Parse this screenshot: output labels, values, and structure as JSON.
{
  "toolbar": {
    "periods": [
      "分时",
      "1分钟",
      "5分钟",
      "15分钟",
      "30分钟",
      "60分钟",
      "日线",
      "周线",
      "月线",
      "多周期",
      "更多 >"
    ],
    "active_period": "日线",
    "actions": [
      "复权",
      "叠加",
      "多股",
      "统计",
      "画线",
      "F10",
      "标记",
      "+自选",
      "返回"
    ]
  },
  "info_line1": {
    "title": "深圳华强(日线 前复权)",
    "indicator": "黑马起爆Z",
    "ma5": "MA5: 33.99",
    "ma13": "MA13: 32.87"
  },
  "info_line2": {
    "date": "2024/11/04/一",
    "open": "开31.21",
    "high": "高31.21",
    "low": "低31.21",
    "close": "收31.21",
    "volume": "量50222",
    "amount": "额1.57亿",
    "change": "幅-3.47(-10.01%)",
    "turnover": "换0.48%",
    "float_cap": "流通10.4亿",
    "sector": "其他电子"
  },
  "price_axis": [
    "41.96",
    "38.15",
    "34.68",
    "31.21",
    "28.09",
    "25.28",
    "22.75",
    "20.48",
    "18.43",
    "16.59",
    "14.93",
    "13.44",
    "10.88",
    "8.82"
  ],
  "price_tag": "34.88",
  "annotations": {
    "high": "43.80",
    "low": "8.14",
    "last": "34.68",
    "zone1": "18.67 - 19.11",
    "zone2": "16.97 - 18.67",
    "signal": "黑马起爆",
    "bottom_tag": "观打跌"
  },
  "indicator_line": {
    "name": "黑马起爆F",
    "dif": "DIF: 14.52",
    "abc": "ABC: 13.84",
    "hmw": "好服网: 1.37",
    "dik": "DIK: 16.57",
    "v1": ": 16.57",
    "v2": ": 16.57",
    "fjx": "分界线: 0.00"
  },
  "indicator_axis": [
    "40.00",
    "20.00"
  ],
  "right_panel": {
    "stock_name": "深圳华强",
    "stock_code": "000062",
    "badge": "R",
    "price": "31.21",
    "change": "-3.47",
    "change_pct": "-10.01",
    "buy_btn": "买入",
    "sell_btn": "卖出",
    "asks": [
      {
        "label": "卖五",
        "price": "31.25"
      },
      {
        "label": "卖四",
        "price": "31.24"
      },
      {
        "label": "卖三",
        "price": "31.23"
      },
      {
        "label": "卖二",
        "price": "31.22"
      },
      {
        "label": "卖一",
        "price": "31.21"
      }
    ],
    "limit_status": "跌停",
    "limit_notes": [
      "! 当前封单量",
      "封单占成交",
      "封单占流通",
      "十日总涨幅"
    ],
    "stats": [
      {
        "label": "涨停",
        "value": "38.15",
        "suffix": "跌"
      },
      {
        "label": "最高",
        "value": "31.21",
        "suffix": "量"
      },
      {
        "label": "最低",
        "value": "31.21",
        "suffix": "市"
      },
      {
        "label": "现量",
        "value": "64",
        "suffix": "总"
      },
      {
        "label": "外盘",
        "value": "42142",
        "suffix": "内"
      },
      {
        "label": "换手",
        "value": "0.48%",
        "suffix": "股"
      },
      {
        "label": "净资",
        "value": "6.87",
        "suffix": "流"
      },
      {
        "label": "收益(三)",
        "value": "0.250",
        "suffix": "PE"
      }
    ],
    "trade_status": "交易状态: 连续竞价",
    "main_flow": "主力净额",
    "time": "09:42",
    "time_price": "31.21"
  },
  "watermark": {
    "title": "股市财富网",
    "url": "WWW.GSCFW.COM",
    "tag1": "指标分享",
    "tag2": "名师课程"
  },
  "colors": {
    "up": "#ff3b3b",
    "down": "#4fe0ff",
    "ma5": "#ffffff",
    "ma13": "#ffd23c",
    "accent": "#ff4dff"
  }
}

[Written exercise] The records above are to be copied in full, exactly as written.

[Reply to the task]
Parse this screenshot: output labels, values, and structure as JSON.
{
  "toolbar": {
    "periods": [
      "分时",
      "1分钟",
      "5分钟",
      "15分钟",
      "30分钟",
      "60分钟",
      "日线",
      "周线",
      "月线",
      "多周期",
      "更多 >"
    ],
    "active_period": "日线",
    "actions": [
      "复权",
      "叠加",
      "多股",
      "统计",
      "画线",
      "F10",
      "标记",
      "+自选",
      "返回"
    ]
  },
  "info_line1": {
    "title": "深圳华强(日线 前复权)",
    "indicator": "黑马起爆Z",
    "ma5": "MA5: 33.99",
    "ma13": "MA13: 32.87"
  },
  "info_line2": {
    "date": "2024/11/04/一",
    "open": "开31.21",
    "high": "高31.21",
    "low": "低31.21",
    "close": "收31.21",
    "volume": "量50222",
    "amount": "额1.57亿",
    "change": "幅-3.47(-10.01%)",
    "turnover": "换0.48%",
    "float_cap": "流通10.4亿",
    "sector": "其他电子"
  },
  "price_axis": [
    "41.96",
    "38.15",
    "34.68",
    "31.21",
    "28.09",
    "25.28",
    "22.75",
    "20.48",
    "18.43",
    "16.59",
    "14.93",
    "13.44",
    "10.88",
    "8.82"
  ],
  "price_tag": "34.88",
  "annotations": {
    "high": "43.80",
    "low": "8.14",
    "last": "34.68",
    "zone1": "18.67 - 19.11",
    "zone2": "16.97 - 18.67",
    "signal": "黑马起爆",
    "bottom_tag": "观打跌"
  },
  "indicator_line": {
    "name": "黑马起爆F",
    "dif": "DIF: 14.52",
    "abc": "ABC: 13.84",
    "hmw": "好服网: 1.37",
    "dik": "DIK: 16.57",
    "v1": ": 16.57",
    "v2": ": 16.57",
    "fjx": "分界线: 0.00"
  },
  "indicator_axis": [
    "40.00",
    "20.00"
  ],
  "right_panel": {
    "stock_name": "深圳华强",
    "stock_code": "000062",
    "badge": "R",
    "price": "31.21",
    "change": "-3.47",
    "change_pct": "-10.01",
    "buy_btn": "买入",
    "sell_btn": "卖出",
    "asks": [
      {
        "label": "卖五",
        "price": "31.25"
      },
      {
        "label": "卖四",
        "price": "31.24"
      },
      {
        "label": "卖三",
        "price": "31.23"
      },
      {
        "label": "卖二",
        "price": "31.22"
      },
      {
        "label": "卖一",
        "price": "31.21"
      }
    ],
    "limit_status": "跌停",
    "limit_notes": [
      "! 当前封单量",
      "封单占成交",
      "封单占流通",
      "十日总涨幅"
    ],
    "stats": [
      {
        "label": "涨停",
        "value": "38.15",
        "suffix": "跌"
      },
      {
        "label": "最高",
        "value": "31.21",
        "suffix": "量"
      },
      {
        "label": "最低",
        "value": "31.21",
        "suffix": "市"
      },
      {
        "label": "现量",
        "value": "64",
        "suffix": "总"
      },
      {
        "label": "外盘",
        "value": "42142",
        "suffix": "内"
      },
      {
        "label": "换手",
        "value": "0.48%",
        "suffix": "股"
      },
      {
        "label": "净资",
        "value": "6.87",
        "suffix": "流"
      },
      {
        "label": "收益(三)",
        "value": "0.250",
        "suffix": "PE"
      }
    ],
    "trade_status": "交易状态: 连续竞价",
    "main_flow": "主力净额",
    "time": "09:42",
    "time_price": "31.21"
  },
  "watermark": {
    "title": "股市财富网",
    "url": "WWW.GSCFW.COM",
    "tag1": "指标分享",
    "tag2": "名师课程"
  },
  "colors": {
    "up": "#ff3b3b",
    "down": "#4fe0ff",
    "ma5": "#ffffff",
    "ma13": "#ffd23c",
    "accent": "#ff4dff"
  }
}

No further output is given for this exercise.